** Required task **
Without including any pictures, copy each entry below exactly.

** Records shown **
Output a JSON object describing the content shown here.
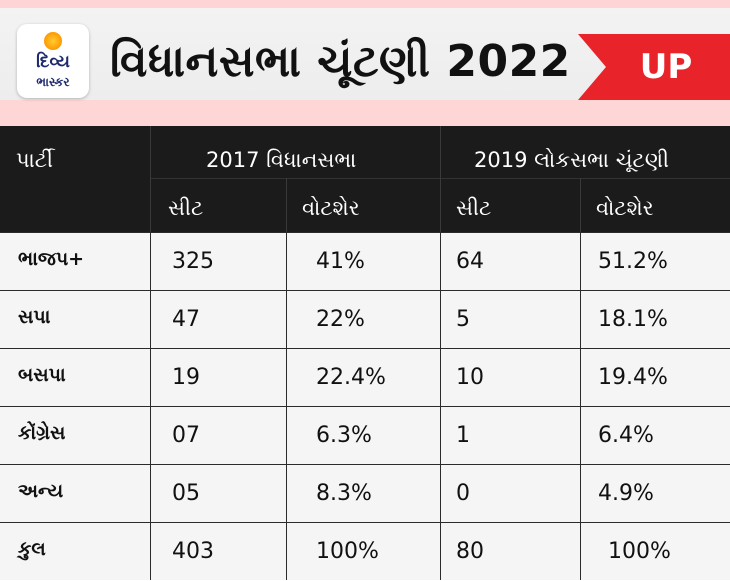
{
  "header": {
    "logo_line1": "દિવ્ય",
    "logo_line2": "ભાસ્કર",
    "title": "વિધાનસભા ચૂંટણી 2022",
    "state_badge": "UP",
    "colors": {
      "badge": "#e8242a",
      "header_bg": "#ececec",
      "pink": "#ffd6d6"
    }
  },
  "table": {
    "party_header": "પાર્ટી",
    "group_2017": "2017 વિધાનસભા",
    "group_2019": "2019 લોકસભા ચૂંટણી",
    "seat_label": "સીટ",
    "voteshare_label": "વોટશેર",
    "rows": [
      {
        "party": "ભાજપ+",
        "s17": "325",
        "v17": "41%",
        "s19": "64",
        "v19": "51.2%"
      },
      {
        "party": "સપા",
        "s17": "47",
        "v17": "22%",
        "s19": "5",
        "v19": "18.1%"
      },
      {
        "party": "બસપા",
        "s17": "19",
        "v17": "22.4%",
        "s19": "10",
        "v19": "19.4%"
      },
      {
        "party": "કોંગ્રેસ",
        "s17": "07",
        "v17": "6.3%",
        "s19": "1",
        "v19": "6.4%"
      },
      {
        "party": "અન્ય",
        "s17": "05",
        "v17": "8.3%",
        "s19": "0",
        "v19": "4.9%"
      },
      {
        "party": "કુલ",
        "s17": "403",
        "v17": "100%",
        "s19": "80",
        "v19": "100%"
      }
    ]
  }
}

** The response **
Output a JSON object describing the content shown here.
{
  "header": {
    "logo_line1": "દિવ્ય",
    "logo_line2": "ભાસ્કર",
    "title": "વિધાનસભા ચૂંટણી 2022",
    "state_badge": "UP",
    "colors": {
      "badge": "#e8242a",
      "header_bg": "#ececec",
      "pink": "#ffd6d6"
    }
  },
  "table": {
    "party_header": "પાર્ટી",
    "group_2017": "2017 વિધાનસભા",
    "group_2019": "2019 લોકસભા ચૂંટણી",
    "seat_label": "સીટ",
    "voteshare_label": "વોટશેર",
    "rows": [
      {
        "party": "ભાજપ+",
        "s17": "325",
        "v17": "41%",
        "s19": "64",
        "v19": "51.2%"
      },
      {
        "party": "સપા",
        "s17": "47",
        "v17": "22%",
        "s19": "5",
        "v19": "18.1%"
      },
      {
        "party": "બસપા",
        "s17": "19",
        "v17": "22.4%",
        "s19": "10",
        "v19": "19.4%"
      },
      {
        "party": "કોંગ્રેસ",
        "s17": "07",
        "v17": "6.3%",
        "s19": "1",
        "v19": "6.4%"
      },
      {
        "party": "અન્ય",
        "s17": "05",
        "v17": "8.3%",
        "s19": "0",
        "v19": "4.9%"
      },
      {
        "party": "કુલ",
        "s17": "403",
        "v17": "100%",
        "s19": "80",
        "v19": "100%"
      }
    ]
  }
}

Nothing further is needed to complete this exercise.